(Short problem)
Locate each line below that includes "type" and reproduce it.
===== The input =====
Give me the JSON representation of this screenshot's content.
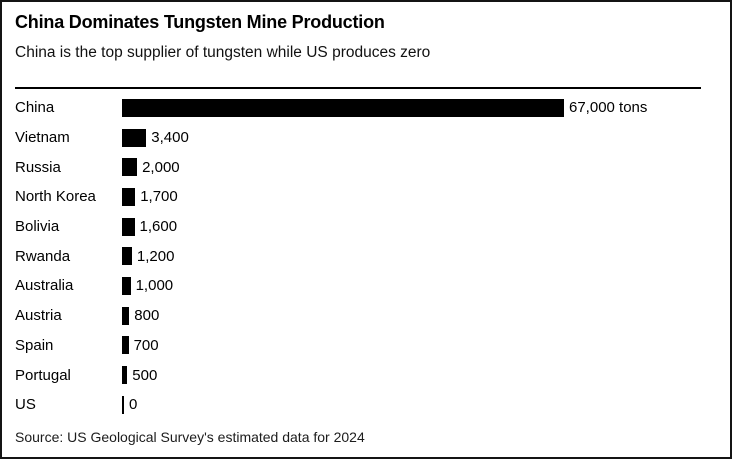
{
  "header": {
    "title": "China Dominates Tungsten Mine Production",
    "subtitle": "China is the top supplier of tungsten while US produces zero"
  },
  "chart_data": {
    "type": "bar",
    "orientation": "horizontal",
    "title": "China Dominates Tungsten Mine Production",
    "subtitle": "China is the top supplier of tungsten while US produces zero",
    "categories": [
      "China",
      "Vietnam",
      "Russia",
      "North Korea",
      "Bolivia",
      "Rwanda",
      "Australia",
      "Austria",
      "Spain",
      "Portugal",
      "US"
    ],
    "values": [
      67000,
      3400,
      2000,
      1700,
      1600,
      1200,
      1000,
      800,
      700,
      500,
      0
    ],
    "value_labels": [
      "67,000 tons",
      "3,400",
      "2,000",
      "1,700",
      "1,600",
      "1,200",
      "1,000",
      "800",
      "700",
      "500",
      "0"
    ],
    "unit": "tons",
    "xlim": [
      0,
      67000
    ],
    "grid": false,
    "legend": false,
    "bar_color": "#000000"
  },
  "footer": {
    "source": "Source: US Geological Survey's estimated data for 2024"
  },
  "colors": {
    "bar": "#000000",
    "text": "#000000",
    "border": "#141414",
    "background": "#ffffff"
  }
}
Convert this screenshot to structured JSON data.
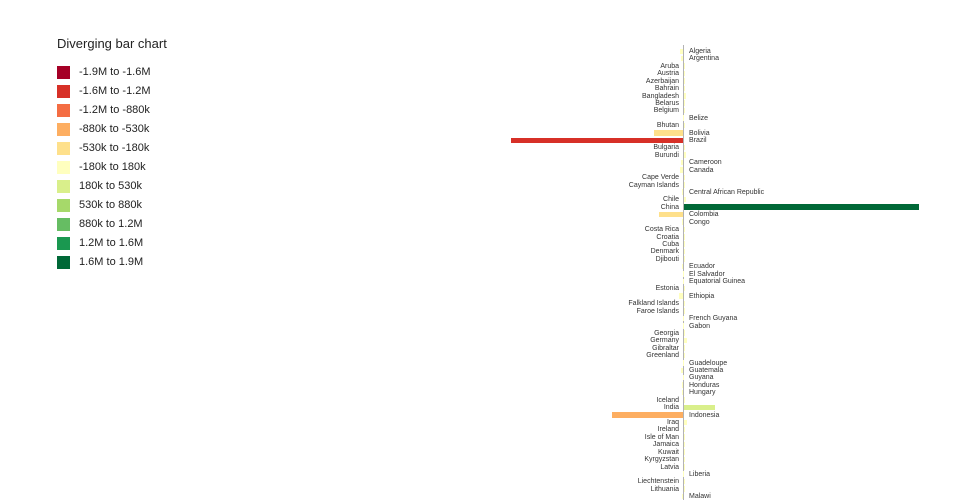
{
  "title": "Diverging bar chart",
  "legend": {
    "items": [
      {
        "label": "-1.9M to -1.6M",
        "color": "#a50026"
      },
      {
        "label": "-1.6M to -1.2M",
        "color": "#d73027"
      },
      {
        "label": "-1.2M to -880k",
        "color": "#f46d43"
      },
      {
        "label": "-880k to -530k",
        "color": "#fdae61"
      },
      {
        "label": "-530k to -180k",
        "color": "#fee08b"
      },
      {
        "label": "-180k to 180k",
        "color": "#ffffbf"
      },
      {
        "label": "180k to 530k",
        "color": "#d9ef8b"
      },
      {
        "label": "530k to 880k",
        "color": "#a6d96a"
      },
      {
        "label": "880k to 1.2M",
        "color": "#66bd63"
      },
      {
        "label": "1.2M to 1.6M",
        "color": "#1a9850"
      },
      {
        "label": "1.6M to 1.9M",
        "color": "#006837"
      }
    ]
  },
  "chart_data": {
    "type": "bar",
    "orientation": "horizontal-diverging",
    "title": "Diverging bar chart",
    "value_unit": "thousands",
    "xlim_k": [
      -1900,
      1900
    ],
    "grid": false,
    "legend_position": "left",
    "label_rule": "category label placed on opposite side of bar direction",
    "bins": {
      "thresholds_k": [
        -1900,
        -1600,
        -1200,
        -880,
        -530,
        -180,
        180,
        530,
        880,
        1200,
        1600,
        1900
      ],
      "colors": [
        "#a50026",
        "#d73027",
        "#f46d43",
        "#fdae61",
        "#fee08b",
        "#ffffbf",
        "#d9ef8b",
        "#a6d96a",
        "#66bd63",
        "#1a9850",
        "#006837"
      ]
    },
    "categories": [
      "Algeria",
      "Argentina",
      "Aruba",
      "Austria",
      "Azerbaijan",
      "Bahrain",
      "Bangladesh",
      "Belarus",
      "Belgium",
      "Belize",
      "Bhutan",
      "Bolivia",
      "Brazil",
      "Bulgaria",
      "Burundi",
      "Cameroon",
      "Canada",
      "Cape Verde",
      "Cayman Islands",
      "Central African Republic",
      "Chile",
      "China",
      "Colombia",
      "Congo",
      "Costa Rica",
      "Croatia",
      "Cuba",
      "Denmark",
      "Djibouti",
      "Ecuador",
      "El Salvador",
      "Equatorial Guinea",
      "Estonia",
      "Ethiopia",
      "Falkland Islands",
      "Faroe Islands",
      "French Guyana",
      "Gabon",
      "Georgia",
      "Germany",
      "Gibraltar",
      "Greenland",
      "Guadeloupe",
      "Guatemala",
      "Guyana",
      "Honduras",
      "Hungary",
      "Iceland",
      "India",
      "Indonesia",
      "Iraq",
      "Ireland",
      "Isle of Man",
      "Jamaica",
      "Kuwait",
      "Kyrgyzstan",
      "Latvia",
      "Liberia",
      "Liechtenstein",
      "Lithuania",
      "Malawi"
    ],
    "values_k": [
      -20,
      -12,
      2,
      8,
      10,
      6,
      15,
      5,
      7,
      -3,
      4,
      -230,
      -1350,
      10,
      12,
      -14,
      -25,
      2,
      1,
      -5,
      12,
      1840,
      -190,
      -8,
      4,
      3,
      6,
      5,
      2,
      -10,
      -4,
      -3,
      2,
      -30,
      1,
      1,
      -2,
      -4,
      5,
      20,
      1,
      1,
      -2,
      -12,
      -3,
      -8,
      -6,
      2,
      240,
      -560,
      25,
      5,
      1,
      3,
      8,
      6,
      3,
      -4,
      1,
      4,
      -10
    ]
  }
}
=====
===== The input =====
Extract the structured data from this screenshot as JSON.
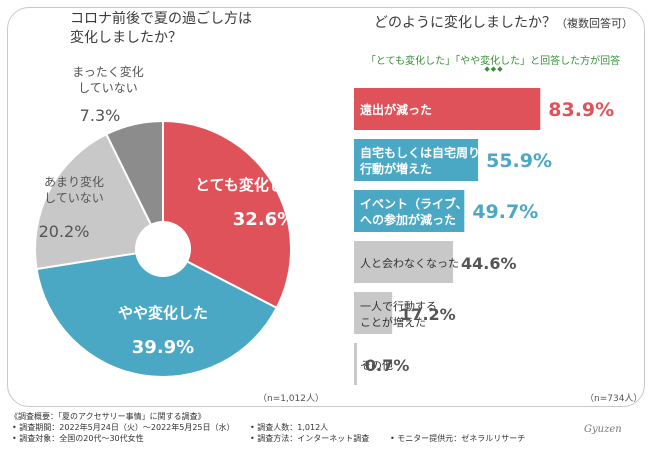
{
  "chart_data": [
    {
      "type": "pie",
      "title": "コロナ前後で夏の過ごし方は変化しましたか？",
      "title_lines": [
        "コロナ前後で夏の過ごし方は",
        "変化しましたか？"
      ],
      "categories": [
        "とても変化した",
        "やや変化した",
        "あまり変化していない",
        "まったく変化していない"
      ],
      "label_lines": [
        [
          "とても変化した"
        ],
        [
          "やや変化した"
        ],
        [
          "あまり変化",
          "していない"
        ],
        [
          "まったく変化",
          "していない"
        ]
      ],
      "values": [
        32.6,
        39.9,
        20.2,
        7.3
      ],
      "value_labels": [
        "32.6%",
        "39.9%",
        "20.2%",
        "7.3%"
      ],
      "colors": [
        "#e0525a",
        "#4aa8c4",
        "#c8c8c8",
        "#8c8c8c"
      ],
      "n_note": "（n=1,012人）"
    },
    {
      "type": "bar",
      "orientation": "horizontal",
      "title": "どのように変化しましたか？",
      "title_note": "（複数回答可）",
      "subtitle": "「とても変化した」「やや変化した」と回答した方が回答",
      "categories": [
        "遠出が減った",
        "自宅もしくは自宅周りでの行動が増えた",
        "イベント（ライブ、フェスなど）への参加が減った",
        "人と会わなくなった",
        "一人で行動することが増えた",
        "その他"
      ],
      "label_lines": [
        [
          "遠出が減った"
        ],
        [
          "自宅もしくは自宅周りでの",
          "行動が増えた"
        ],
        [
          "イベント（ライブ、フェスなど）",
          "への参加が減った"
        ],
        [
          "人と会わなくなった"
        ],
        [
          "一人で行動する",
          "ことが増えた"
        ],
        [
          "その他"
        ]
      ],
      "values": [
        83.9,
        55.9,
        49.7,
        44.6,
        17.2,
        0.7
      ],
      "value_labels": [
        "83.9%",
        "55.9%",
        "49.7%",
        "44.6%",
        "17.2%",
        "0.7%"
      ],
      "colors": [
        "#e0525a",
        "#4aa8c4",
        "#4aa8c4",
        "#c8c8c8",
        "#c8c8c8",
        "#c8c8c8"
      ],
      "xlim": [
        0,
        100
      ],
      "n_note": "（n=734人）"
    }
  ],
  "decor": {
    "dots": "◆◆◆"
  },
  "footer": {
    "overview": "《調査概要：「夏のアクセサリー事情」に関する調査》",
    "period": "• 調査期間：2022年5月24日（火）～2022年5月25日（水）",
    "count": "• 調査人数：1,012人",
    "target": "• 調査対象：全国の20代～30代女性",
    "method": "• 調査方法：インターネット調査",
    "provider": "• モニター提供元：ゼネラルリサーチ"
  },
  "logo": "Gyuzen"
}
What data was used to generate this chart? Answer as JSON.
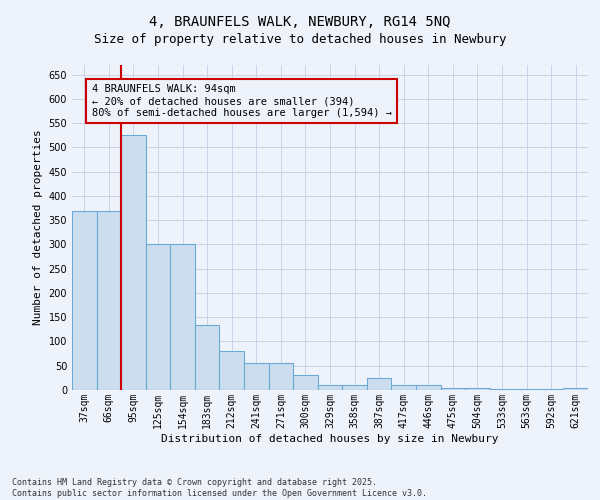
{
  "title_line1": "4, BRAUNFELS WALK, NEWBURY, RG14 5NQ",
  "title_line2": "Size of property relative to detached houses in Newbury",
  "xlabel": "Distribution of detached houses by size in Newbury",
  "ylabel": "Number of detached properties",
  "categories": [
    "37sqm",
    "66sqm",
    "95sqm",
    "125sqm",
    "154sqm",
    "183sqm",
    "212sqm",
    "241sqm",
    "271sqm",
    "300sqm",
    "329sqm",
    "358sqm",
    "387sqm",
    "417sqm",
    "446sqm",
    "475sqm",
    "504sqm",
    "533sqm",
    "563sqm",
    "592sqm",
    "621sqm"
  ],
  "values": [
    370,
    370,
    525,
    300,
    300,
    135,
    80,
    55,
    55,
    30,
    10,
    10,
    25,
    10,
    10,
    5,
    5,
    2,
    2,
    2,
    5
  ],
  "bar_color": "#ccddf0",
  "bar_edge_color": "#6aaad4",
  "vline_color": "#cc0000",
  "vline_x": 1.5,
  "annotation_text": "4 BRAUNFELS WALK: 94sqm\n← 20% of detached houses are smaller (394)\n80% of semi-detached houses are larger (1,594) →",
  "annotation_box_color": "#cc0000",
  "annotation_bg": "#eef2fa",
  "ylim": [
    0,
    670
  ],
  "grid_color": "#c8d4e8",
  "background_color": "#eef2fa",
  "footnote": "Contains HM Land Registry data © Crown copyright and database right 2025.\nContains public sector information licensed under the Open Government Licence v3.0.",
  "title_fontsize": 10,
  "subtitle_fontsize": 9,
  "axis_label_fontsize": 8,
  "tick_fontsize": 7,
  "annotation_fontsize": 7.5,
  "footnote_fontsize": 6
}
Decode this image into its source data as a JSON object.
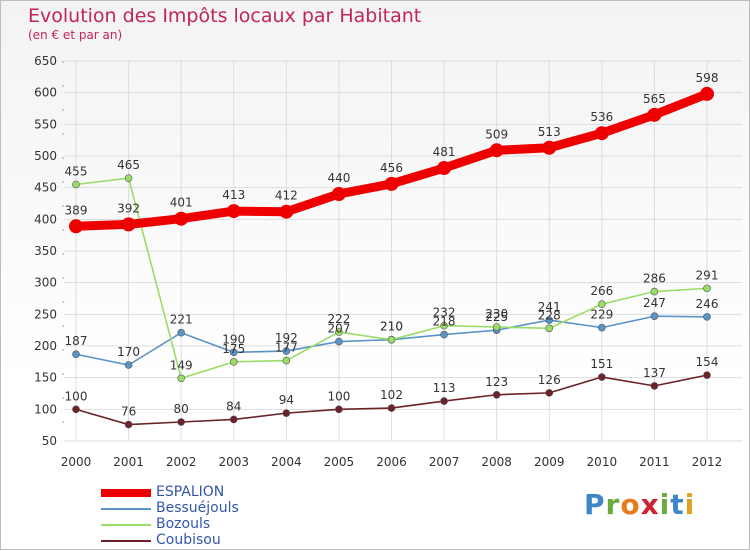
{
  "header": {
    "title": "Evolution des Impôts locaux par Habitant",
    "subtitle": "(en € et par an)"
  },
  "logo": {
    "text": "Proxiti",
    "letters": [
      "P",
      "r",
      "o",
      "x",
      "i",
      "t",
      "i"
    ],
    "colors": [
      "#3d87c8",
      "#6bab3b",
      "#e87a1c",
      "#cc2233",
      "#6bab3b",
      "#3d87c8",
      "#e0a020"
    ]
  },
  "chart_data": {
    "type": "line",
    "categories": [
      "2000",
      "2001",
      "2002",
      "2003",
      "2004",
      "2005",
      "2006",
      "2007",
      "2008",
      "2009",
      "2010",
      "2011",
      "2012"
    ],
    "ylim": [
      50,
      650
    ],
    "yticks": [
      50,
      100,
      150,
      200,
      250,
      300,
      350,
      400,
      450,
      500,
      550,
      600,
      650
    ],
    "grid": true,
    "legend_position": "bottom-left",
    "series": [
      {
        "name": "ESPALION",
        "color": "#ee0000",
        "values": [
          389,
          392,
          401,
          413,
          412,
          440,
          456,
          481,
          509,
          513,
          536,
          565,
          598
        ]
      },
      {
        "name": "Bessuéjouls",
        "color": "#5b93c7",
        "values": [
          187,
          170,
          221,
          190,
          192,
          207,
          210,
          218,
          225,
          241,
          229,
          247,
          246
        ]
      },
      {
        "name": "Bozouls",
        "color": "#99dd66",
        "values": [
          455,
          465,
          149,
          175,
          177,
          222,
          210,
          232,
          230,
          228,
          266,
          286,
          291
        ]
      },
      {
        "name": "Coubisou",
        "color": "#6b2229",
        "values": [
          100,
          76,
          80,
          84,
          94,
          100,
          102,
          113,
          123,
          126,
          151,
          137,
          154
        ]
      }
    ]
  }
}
=====
(Complete response)
    "type": "bar",
    "type": "bar",
      "type": "pie",
      "type": "bar",
    "type": "line",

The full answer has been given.